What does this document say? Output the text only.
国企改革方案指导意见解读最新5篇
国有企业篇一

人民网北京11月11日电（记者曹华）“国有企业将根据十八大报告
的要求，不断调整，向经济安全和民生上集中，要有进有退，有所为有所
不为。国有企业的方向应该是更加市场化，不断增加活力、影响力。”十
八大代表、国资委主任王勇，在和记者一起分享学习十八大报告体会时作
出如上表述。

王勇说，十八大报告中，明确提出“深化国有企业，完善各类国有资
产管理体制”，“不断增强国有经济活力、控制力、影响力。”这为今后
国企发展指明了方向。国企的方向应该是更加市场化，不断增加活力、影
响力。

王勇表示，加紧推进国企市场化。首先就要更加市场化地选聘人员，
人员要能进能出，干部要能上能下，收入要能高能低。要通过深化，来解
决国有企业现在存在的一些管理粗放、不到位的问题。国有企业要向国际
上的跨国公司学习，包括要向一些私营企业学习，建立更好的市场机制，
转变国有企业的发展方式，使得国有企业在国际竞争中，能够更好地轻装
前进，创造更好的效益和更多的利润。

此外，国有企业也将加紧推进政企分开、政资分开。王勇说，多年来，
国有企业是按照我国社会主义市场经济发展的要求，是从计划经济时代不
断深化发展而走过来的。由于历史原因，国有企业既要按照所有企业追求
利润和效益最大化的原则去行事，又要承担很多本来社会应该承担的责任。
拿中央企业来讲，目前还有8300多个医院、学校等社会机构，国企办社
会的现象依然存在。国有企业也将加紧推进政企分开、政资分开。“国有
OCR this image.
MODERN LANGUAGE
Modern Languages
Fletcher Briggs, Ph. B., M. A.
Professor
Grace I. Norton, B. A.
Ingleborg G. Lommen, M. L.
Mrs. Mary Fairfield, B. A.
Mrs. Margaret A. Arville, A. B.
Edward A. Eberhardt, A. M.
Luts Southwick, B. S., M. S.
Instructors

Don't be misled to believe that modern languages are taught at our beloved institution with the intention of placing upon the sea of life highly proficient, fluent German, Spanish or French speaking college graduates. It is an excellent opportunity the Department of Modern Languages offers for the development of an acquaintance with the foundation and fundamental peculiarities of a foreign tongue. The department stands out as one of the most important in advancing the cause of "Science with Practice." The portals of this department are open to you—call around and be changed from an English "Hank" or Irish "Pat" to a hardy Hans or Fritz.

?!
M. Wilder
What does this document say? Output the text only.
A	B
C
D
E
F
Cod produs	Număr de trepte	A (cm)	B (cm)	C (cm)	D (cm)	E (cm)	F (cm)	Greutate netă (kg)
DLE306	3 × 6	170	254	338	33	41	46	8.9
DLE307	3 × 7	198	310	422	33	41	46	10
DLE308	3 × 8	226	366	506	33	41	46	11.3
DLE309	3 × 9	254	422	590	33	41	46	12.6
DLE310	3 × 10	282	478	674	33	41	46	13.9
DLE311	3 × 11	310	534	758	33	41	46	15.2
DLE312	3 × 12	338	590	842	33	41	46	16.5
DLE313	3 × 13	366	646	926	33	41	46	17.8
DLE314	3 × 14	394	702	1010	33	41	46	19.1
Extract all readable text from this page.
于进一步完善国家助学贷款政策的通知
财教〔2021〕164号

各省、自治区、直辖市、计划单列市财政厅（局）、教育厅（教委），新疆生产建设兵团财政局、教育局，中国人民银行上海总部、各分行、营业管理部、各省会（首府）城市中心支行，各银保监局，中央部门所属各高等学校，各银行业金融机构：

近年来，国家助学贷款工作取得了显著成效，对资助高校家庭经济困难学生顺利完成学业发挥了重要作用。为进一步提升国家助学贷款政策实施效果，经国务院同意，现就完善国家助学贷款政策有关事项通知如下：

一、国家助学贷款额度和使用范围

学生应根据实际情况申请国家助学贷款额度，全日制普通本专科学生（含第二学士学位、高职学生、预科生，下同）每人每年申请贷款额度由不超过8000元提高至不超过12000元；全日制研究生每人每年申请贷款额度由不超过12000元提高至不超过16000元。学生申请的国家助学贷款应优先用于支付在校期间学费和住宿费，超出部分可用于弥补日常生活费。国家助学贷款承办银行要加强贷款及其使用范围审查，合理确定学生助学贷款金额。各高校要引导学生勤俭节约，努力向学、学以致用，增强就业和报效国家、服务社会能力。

Aim of the task => Write the entire listing out again, word for word.

Output for this exercise =>
What does this document say? Output the text only.
国企改革方案指导意见解读最新5篇
国有企业篇一

人民网北京11月11日电（记者曹华）“国有企业将根据十八大报告
的要求，不断调整，向经济安全和民生上集中，要有进有退，有所为有所
不为。国有企业的方向应该是更加市场化，不断增加活力、影响力。”十
八大代表、国资委主任王勇，在和记者一起分享学习十八大报告体会时作
出如上表述。

王勇说，十八大报告中，明确提出“深化国有企业，完善各类国有资
产管理体制”，“不断增强国有经济活力、控制力、影响力。”这为今后
国企发展指明了方向。国企的方向应该是更加市场化，不断增加活力、影
响力。

王勇表示，加紧推进国企市场化。首先就要更加市场化地选聘人员，
人员要能进能出，干部要能上能下，收入要能高能低。要通过深化，来解
决国有企业现在存在的一些管理粗放、不到位的问题。国有企业要向国际
上的跨国公司学习，包括要向一些私营企业学习，建立更好的市场机制，
转变国有企业的发展方式，使得国有企业在国际竞争中，能够更好地轻装
前进，创造更好的效益和更多的利润。

此外，国有企业也将加紧推进政企分开、政资分开。王勇说，多年来，
国有企业是按照我国社会主义市场经济发展的要求，是从计划经济时代不
断深化发展而走过来的。由于历史原因，国有企业既要按照所有企业追求
利润和效益最大化的原则去行事，又要承担很多本来社会应该承担的责任。
拿中央企业来讲，目前还有8300多个医院、学校等社会机构，国企办社
会的现象依然存在。国有企业也将加紧推进政企分开、政资分开。“国有
OCR this image.
MODERN LANGUAGE
Modern Languages
Fletcher Briggs, Ph. B., M. A.
Professor
Grace I. Norton, B. A.
Ingleborg G. Lommen, M. L.
Mrs. Mary Fairfield, B. A.
Mrs. Margaret A. Arville, A. B.
Edward A. Eberhardt, A. M.
Luts Southwick, B. S., M. S.
Instructors

Don't be misled to believe that modern languages are taught at our beloved institution with the intention of placing upon the sea of life highly proficient, fluent German, Spanish or French speaking college graduates. It is an excellent opportunity the Department of Modern Languages offers for the development of an acquaintance with the foundation and fundamental peculiarities of a foreign tongue. The department stands out as one of the most important in advancing the cause of "Science with Practice." The portals of this department are open to you—call around and be changed from an English "Hank" or Irish "Pat" to a hardy Hans or Fritz.

?!
M. Wilder
What does this document say? Output the text only.
A	B
C
D
E
F
Cod produs	Număr de trepte	A (cm)	B (cm)	C (cm)	D (cm)	E (cm)	F (cm)	Greutate netă (kg)
DLE306	3 × 6	170	254	338	33	41	46	8.9
DLE307	3 × 7	198	310	422	33	41	46	10
DLE308	3 × 8	226	366	506	33	41	46	11.3
DLE309	3 × 9	254	422	590	33	41	46	12.6
DLE310	3 × 10	282	478	674	33	41	46	13.9
DLE311	3 × 11	310	534	758	33	41	46	15.2
DLE312	3 × 12	338	590	842	33	41	46	16.5
DLE313	3 × 13	366	646	926	33	41	46	17.8
DLE314	3 × 14	394	702	1010	33	41	46	19.1
Extract all readable text from this page.
于进一步完善国家助学贷款政策的通知
财教〔2021〕164号

各省、自治区、直辖市、计划单列市财政厅（局）、教育厅（教委），新疆生产建设兵团财政局、教育局，中国人民银行上海总部、各分行、营业管理部、各省会（首府）城市中心支行，各银保监局，中央部门所属各高等学校，各银行业金融机构：

近年来，国家助学贷款工作取得了显著成效，对资助高校家庭经济困难学生顺利完成学业发挥了重要作用。为进一步提升国家助学贷款政策实施效果，经国务院同意，现就完善国家助学贷款政策有关事项通知如下：

一、国家助学贷款额度和使用范围

学生应根据实际情况申请国家助学贷款额度，全日制普通本专科学生（含第二学士学位、高职学生、预科生，下同）每人每年申请贷款额度由不超过8000元提高至不超过12000元；全日制研究生每人每年申请贷款额度由不超过12000元提高至不超过16000元。学生申请的国家助学贷款应优先用于支付在校期间学费和住宿费，超出部分可用于弥补日常生活费。国家助学贷款承办银行要加强贷款及其使用范围审查，合理确定学生助学贷款金额。各高校要引导学生勤俭节约，努力向学、学以致用，增强就业和报效国家、服务社会能力。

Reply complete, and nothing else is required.